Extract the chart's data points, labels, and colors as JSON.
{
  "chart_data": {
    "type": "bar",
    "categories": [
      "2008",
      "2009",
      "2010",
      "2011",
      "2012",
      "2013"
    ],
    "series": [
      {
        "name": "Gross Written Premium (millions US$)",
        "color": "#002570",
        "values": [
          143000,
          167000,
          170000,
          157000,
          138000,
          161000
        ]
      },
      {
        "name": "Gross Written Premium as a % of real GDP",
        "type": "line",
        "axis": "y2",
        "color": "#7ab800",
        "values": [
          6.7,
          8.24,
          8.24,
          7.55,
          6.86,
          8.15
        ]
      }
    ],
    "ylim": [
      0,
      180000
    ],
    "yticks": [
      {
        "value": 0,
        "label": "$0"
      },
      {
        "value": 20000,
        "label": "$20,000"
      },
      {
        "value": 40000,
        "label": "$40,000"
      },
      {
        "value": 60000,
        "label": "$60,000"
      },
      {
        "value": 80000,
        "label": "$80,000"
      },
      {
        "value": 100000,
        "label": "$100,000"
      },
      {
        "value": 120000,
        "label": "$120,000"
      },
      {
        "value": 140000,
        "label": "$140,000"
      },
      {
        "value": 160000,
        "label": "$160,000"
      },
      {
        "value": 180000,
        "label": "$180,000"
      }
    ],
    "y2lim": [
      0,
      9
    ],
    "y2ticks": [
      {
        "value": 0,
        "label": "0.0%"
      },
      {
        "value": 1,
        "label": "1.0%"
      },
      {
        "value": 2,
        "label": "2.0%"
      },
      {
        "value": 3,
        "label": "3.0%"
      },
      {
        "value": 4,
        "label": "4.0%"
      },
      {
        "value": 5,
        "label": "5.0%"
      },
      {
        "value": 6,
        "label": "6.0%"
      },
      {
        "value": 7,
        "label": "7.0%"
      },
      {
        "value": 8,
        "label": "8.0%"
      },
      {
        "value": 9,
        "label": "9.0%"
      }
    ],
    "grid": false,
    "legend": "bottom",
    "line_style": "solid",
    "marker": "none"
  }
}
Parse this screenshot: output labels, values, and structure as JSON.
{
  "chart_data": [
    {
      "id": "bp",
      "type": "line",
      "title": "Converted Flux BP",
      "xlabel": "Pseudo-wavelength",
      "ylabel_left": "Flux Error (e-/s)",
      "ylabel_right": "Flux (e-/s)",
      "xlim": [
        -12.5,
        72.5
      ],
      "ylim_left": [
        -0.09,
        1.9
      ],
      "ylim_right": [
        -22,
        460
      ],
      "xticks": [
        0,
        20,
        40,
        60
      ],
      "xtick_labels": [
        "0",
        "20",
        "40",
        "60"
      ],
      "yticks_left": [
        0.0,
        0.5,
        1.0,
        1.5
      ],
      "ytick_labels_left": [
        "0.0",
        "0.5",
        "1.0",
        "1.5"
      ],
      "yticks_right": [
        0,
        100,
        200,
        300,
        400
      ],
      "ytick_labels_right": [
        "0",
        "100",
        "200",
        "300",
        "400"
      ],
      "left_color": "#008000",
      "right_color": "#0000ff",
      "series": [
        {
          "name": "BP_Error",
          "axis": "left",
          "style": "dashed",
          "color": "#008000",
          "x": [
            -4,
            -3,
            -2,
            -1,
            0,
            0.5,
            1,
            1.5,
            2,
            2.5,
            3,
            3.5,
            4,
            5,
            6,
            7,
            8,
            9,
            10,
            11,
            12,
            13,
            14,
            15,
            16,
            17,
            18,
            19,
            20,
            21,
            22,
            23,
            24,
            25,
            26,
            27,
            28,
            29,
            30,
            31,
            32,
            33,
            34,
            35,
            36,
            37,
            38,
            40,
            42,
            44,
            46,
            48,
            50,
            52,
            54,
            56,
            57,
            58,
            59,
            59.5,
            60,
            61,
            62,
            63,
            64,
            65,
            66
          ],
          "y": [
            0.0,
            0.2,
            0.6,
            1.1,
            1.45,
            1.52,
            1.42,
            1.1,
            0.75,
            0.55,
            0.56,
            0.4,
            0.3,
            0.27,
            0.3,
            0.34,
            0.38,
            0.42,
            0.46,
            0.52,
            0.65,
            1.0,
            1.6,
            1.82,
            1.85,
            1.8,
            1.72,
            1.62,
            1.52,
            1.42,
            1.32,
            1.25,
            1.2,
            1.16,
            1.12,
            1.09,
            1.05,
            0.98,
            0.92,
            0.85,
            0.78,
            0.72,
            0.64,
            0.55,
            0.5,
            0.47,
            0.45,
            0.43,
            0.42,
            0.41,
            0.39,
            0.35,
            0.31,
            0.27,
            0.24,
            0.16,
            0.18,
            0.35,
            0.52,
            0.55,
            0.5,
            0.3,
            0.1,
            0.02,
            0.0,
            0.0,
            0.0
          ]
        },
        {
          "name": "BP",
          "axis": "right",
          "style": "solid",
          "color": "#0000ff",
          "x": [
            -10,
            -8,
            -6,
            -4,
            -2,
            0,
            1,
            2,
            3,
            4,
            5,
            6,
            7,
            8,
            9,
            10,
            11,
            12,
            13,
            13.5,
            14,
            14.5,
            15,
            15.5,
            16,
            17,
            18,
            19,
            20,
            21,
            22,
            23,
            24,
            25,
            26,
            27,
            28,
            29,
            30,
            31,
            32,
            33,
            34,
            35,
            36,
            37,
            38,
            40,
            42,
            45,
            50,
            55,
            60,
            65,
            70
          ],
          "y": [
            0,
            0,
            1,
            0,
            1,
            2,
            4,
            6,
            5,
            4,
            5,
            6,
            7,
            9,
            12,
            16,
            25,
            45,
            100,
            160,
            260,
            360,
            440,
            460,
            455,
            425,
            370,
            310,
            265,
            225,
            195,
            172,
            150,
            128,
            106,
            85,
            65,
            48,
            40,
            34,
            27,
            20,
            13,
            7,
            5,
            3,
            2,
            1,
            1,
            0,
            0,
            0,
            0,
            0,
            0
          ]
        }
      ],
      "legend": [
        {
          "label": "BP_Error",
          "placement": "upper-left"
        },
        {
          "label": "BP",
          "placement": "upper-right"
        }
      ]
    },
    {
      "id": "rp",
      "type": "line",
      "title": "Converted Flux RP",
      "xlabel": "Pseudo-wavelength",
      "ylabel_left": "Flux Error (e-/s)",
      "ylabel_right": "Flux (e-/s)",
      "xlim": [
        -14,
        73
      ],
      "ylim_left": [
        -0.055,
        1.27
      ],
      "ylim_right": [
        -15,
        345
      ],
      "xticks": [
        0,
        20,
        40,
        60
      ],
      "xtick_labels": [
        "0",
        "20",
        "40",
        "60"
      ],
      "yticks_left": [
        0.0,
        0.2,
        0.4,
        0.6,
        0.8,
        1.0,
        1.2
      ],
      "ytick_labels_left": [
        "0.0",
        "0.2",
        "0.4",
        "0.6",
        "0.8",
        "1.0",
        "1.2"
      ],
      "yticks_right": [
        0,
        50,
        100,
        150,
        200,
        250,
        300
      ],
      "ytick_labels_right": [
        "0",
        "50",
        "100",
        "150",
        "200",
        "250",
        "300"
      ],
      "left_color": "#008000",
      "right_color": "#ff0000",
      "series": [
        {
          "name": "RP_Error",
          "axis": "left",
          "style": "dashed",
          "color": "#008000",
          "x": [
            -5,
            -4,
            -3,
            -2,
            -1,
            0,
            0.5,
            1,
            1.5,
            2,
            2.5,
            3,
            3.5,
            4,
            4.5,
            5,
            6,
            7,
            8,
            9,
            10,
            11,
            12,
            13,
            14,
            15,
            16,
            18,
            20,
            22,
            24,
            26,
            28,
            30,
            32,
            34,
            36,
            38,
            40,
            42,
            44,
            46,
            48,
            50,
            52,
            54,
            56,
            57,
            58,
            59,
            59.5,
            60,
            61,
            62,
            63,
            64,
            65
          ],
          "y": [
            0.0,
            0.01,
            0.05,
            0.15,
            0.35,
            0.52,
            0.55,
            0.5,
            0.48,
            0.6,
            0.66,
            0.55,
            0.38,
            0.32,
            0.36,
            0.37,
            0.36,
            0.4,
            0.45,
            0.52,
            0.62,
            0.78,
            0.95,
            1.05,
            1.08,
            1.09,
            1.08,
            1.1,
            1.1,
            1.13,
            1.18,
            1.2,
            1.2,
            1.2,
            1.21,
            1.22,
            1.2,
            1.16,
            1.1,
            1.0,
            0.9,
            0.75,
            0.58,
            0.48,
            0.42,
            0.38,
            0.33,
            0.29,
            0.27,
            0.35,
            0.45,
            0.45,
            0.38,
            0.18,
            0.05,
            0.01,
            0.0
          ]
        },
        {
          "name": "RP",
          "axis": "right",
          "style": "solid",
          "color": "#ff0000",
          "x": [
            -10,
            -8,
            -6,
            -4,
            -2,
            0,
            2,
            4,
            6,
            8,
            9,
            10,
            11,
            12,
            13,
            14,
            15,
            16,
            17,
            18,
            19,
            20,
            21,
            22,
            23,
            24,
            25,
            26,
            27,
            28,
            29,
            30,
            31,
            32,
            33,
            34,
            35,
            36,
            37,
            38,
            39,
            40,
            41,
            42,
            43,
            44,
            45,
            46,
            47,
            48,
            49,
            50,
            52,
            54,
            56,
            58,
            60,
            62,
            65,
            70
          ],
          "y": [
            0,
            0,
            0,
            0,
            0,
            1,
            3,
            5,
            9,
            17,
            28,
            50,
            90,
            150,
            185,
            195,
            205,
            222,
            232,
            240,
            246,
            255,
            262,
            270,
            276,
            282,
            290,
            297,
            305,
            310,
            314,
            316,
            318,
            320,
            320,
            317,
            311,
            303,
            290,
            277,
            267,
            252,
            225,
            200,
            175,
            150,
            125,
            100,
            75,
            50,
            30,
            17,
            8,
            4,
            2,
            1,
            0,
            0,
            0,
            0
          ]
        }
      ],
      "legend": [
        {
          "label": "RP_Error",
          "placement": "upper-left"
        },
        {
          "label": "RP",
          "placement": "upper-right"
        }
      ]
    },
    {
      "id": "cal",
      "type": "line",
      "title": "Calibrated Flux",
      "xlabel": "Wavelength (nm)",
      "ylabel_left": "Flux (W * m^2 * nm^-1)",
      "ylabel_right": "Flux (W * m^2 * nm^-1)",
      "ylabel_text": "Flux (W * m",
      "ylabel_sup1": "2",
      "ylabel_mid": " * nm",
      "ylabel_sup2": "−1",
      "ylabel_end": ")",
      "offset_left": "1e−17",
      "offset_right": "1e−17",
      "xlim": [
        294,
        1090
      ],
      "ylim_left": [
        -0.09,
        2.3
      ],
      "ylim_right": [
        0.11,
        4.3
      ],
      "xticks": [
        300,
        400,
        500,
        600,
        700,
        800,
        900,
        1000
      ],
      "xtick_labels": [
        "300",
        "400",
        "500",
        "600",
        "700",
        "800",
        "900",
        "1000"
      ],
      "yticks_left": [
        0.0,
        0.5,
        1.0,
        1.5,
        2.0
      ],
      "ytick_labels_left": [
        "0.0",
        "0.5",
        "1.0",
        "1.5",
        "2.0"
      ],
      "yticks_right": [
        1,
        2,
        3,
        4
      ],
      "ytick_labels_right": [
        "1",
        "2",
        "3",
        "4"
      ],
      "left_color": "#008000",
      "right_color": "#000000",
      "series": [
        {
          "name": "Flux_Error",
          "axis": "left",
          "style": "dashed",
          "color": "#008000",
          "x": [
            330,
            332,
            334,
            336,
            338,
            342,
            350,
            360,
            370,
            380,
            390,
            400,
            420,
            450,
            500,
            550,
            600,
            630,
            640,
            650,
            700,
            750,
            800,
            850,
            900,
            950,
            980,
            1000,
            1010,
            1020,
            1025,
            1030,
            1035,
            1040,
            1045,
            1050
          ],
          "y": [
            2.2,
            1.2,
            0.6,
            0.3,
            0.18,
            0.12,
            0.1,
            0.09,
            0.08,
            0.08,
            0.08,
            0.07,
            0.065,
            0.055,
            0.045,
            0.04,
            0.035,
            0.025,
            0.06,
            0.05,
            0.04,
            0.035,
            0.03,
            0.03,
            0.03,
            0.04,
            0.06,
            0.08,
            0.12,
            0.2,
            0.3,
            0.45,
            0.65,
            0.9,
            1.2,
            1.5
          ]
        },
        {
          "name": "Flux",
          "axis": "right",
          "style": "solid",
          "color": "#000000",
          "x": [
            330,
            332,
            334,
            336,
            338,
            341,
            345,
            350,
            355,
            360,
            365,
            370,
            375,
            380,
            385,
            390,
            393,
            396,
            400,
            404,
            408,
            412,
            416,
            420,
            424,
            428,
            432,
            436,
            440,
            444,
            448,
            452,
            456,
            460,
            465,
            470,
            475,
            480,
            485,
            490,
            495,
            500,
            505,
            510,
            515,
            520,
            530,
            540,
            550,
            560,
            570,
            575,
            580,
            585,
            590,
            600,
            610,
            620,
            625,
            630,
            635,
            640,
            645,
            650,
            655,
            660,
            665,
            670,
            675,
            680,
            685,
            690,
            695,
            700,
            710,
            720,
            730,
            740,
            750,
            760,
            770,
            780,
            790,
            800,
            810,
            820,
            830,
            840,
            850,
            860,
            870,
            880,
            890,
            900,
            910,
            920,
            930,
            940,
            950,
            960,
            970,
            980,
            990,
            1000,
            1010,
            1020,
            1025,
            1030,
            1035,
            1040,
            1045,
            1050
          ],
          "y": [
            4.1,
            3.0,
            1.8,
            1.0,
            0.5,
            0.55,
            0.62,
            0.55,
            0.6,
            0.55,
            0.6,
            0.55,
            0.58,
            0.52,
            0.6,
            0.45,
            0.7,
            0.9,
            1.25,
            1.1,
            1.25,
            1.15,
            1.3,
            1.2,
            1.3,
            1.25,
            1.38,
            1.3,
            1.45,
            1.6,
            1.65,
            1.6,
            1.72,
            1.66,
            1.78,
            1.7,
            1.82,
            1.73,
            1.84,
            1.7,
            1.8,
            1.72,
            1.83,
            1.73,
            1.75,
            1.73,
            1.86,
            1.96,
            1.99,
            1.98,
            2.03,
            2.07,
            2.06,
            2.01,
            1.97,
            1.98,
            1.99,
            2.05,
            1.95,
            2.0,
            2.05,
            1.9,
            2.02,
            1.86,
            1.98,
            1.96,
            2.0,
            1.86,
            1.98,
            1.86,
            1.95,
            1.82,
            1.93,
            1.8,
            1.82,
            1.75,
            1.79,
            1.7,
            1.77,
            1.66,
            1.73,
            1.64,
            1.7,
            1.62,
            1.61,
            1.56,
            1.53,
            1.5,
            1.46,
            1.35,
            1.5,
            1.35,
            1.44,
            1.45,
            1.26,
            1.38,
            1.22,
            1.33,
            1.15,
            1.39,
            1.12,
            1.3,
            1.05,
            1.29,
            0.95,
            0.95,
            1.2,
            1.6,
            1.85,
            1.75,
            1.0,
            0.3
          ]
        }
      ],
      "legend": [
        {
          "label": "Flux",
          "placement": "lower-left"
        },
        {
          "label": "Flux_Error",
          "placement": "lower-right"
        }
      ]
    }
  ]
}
● ● ● ● ● ● ●
Show, from the material above, each line that includes the string "title".

      "title": "Converted Flux BP",
      "title": "Converted Flux RP",
      "title": "Calibrated Flux",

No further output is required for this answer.